Input for this task:
= = = = = = =
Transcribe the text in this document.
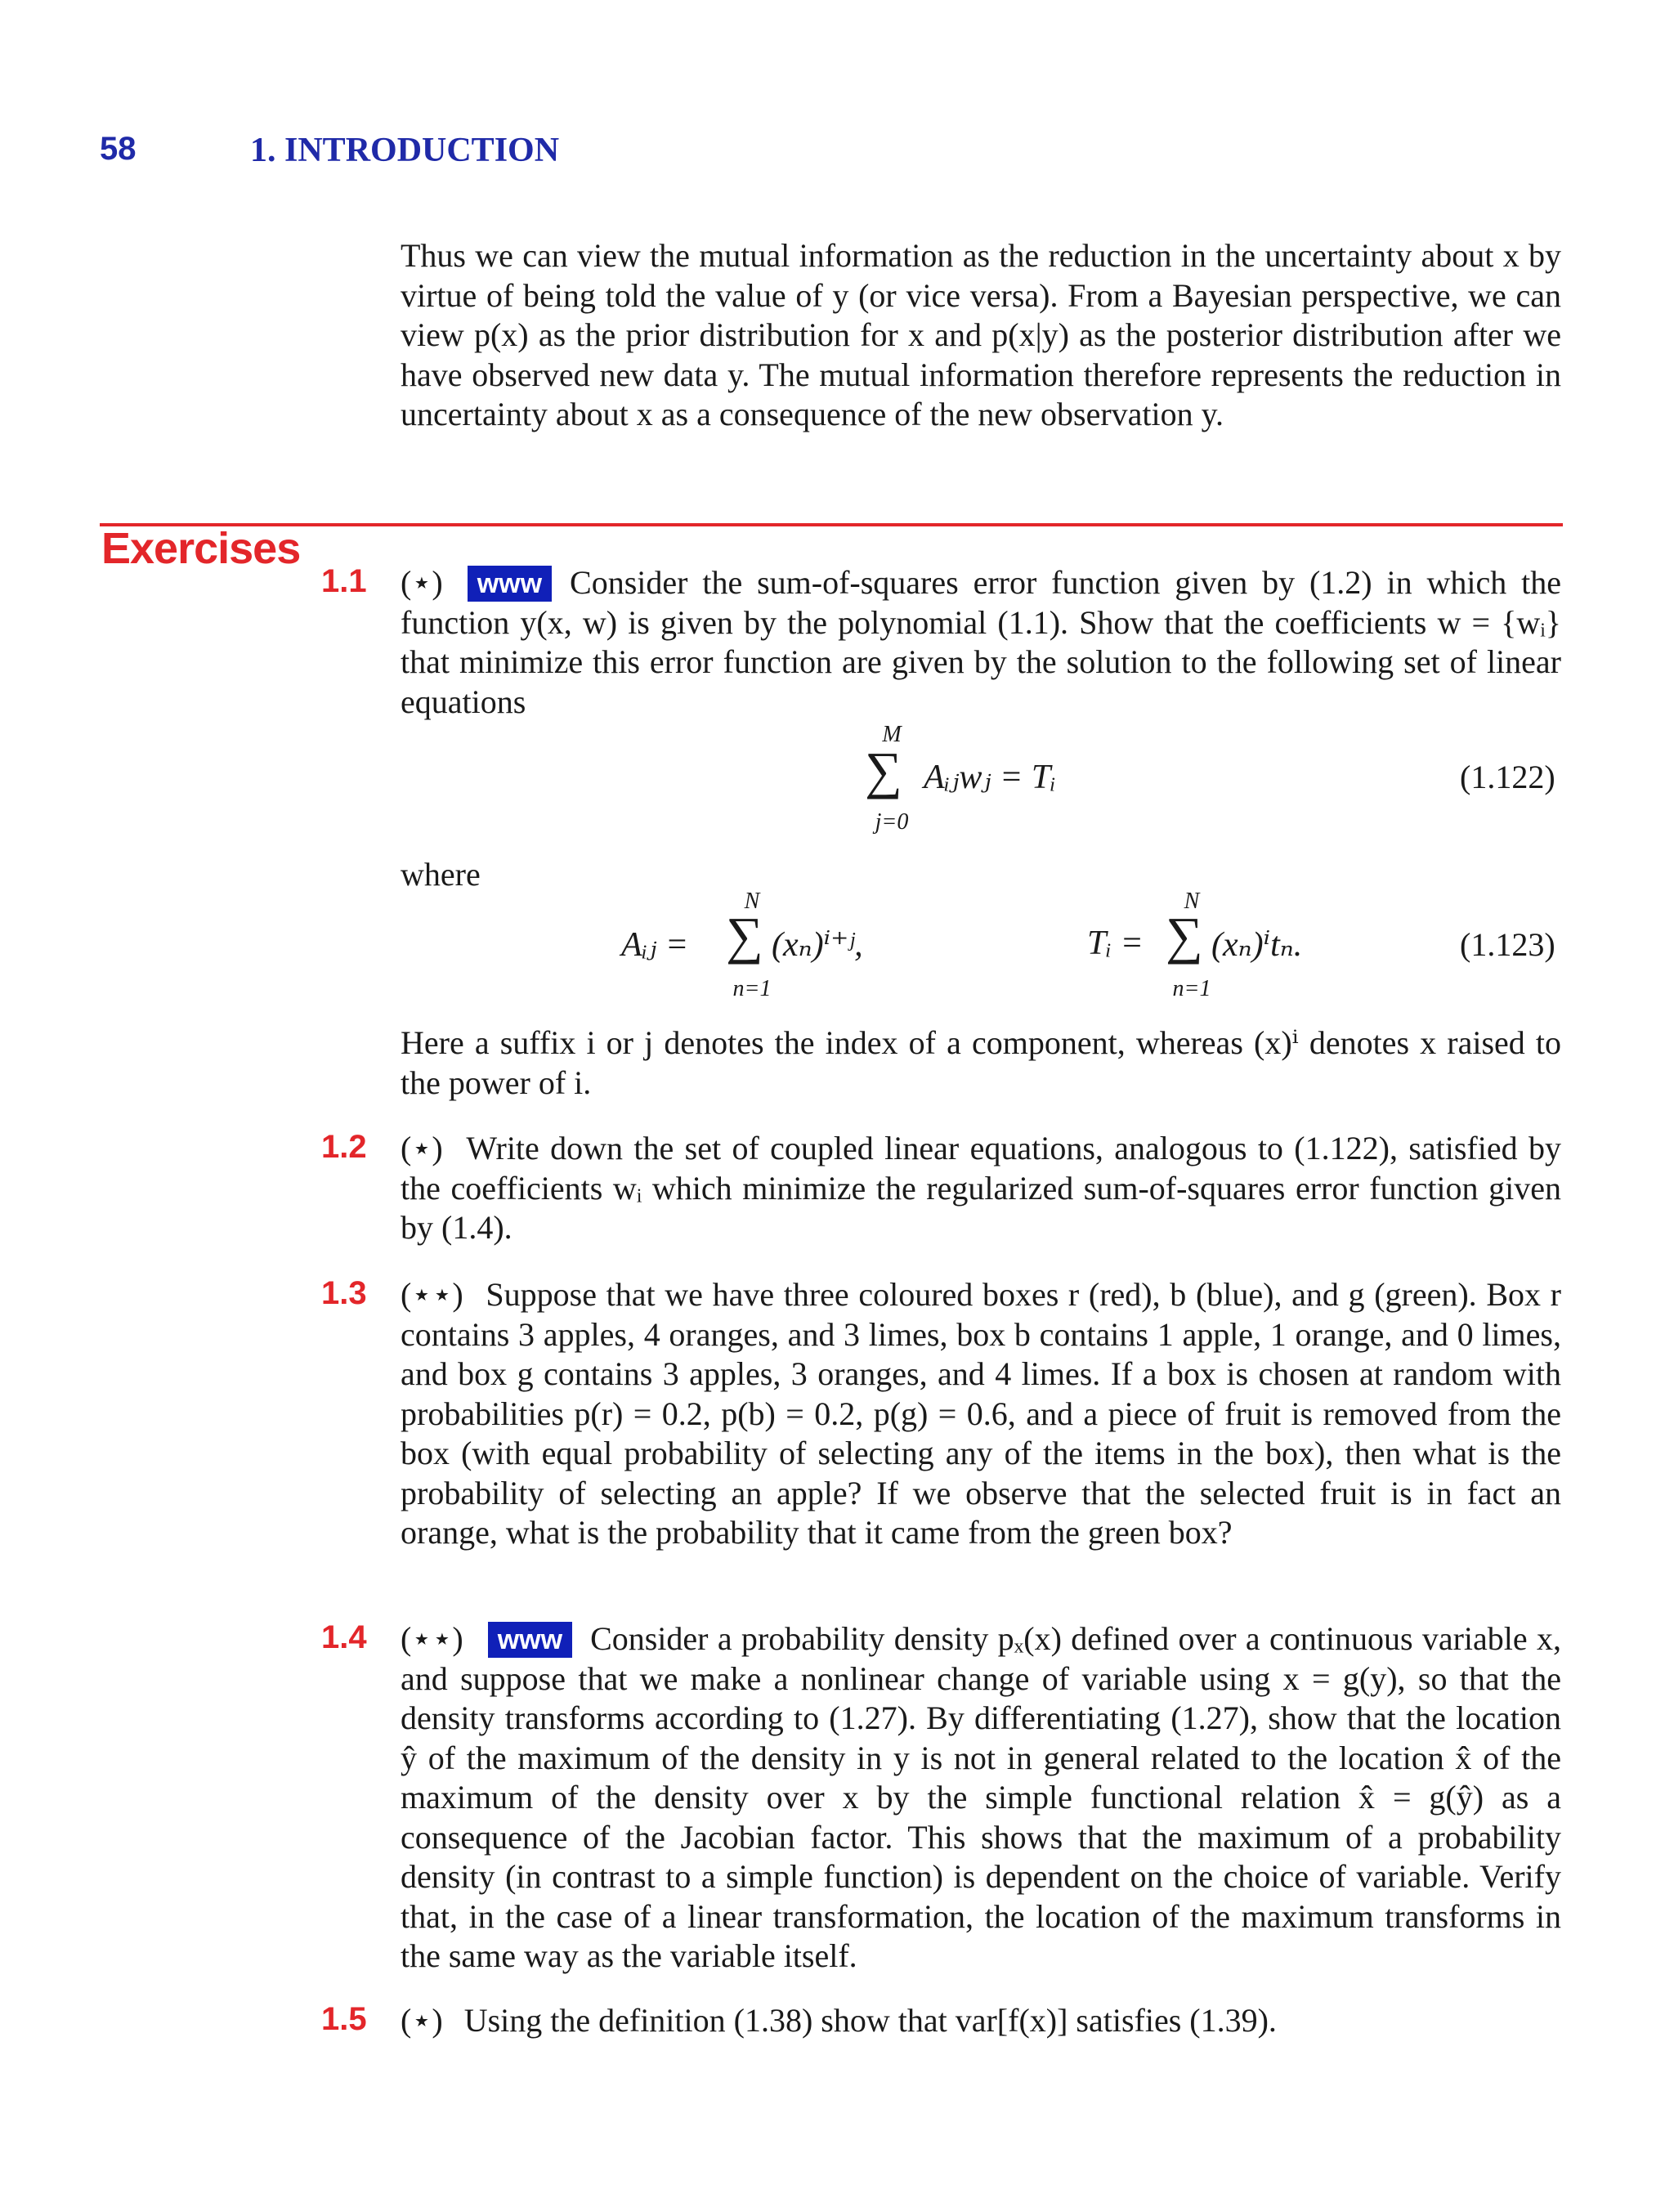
58	1. INTRODUCTION

Thus we can view the mutual information as the reduction in the uncertainty about x by virtue of being told the value of y (or vice versa). From a Bayesian perspective, we can view p(x) as the prior distribution for x and p(x|y) as the posterior distribution after we have observed new data y. The mutual information therefore represents the reduction in uncertainty about x as a consequence of the new observation y.

Exercises
1.1 (⋆) www Consider the sum-of-squares error function given by (1.2) in which the function y(x, w) is given by the polynomial (1.1). Show that the coefficients w = {wᵢ} that minimize this error function are given by the solution to the following set of linear equations

M
∑
j=0
Aᵢⱼwⱼ = Tᵢ	(1.122)
where
Aᵢⱼ =
N
∑
n=1
(xₙ)ⁱ⁺ʲ,	Tᵢ =
N
∑
n=1
(xₙ)ⁱtₙ.	(1.123)

Here a suffix i or j denotes the index of a component, whereas (x)ⁱ denotes x raised to the power of i.

1.2 (⋆) Write down the set of coupled linear equations, analogous to (1.122), satisfied by the coefficients wᵢ which minimize the regularized sum-of-squares error function given by (1.4).

1.3 (⋆⋆) Suppose that we have three coloured boxes r (red), b (blue), and g (green). Box r contains 3 apples, 4 oranges, and 3 limes, box b contains 1 apple, 1 orange, and 0 limes, and box g contains 3 apples, 3 oranges, and 4 limes. If a box is chosen at random with probabilities p(r) = 0.2, p(b) = 0.2, p(g) = 0.6, and a piece of fruit is removed from the box (with equal probability of selecting any of the items in the box), then what is the probability of selecting an apple? If we observe that the selected fruit is in fact an orange, what is the probability that it came from the green box?

1.4 (⋆⋆) www Consider a probability density pₓ(x) defined over a continuous variable x, and suppose that we make a nonlinear change of variable using x = g(y), so that the density transforms according to (1.27). By differentiating (1.27), show that the location ŷ of the maximum of the density in y is not in general related to the location x̂ of the maximum of the density over x by the simple functional relation x̂ = g(ŷ) as a consequence of the Jacobian factor. This shows that the maximum of a probability density (in contrast to a simple function) is dependent on the choice of variable. Verify that, in the case of a linear transformation, the location of the maximum transforms in the same way as the variable itself.

1.5 (⋆) Using the definition (1.38) show that var[f(x)] satisfies (1.39).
= = = = = = =
Each entry above is to be written out again unchanged, apart from the pictures, which are left out.

Completed task:
Transcribe the text in this document.
58	1. INTRODUCTION

Thus we can view the mutual information as the reduction in the uncertainty about x by virtue of being told the value of y (or vice versa). From a Bayesian perspective, we can view p(x) as the prior distribution for x and p(x|y) as the posterior distribution after we have observed new data y. The mutual information therefore represents the reduction in uncertainty about x as a consequence of the new observation y.

Exercises
1.1 (⋆) www Consider the sum-of-squares error function given by (1.2) in which the function y(x, w) is given by the polynomial (1.1). Show that the coefficients w = {wᵢ} that minimize this error function are given by the solution to the following set of linear equations

M
∑
j=0
Aᵢⱼwⱼ = Tᵢ	(1.122)
where
Aᵢⱼ =
N
∑
n=1
(xₙ)ⁱ⁺ʲ,	Tᵢ =
N
∑
n=1
(xₙ)ⁱtₙ.	(1.123)

Here a suffix i or j denotes the index of a component, whereas (x)ⁱ denotes x raised to the power of i.

1.2 (⋆) Write down the set of coupled linear equations, analogous to (1.122), satisfied by the coefficients wᵢ which minimize the regularized sum-of-squares error function given by (1.4).

1.3 (⋆⋆) Suppose that we have three coloured boxes r (red), b (blue), and g (green). Box r contains 3 apples, 4 oranges, and 3 limes, box b contains 1 apple, 1 orange, and 0 limes, and box g contains 3 apples, 3 oranges, and 4 limes. If a box is chosen at random with probabilities p(r) = 0.2, p(b) = 0.2, p(g) = 0.6, and a piece of fruit is removed from the box (with equal probability of selecting any of the items in the box), then what is the probability of selecting an apple? If we observe that the selected fruit is in fact an orange, what is the probability that it came from the green box?

1.4 (⋆⋆) www Consider a probability density pₓ(x) defined over a continuous variable x, and suppose that we make a nonlinear change of variable using x = g(y), so that the density transforms according to (1.27). By differentiating (1.27), show that the location ŷ of the maximum of the density in y is not in general related to the location x̂ of the maximum of the density over x by the simple functional relation x̂ = g(ŷ) as a consequence of the Jacobian factor. This shows that the maximum of a probability density (in contrast to a simple function) is dependent on the choice of variable. Verify that, in the case of a linear transformation, the location of the maximum transforms in the same way as the variable itself.

1.5 (⋆) Using the definition (1.38) show that var[f(x)] satisfies (1.39).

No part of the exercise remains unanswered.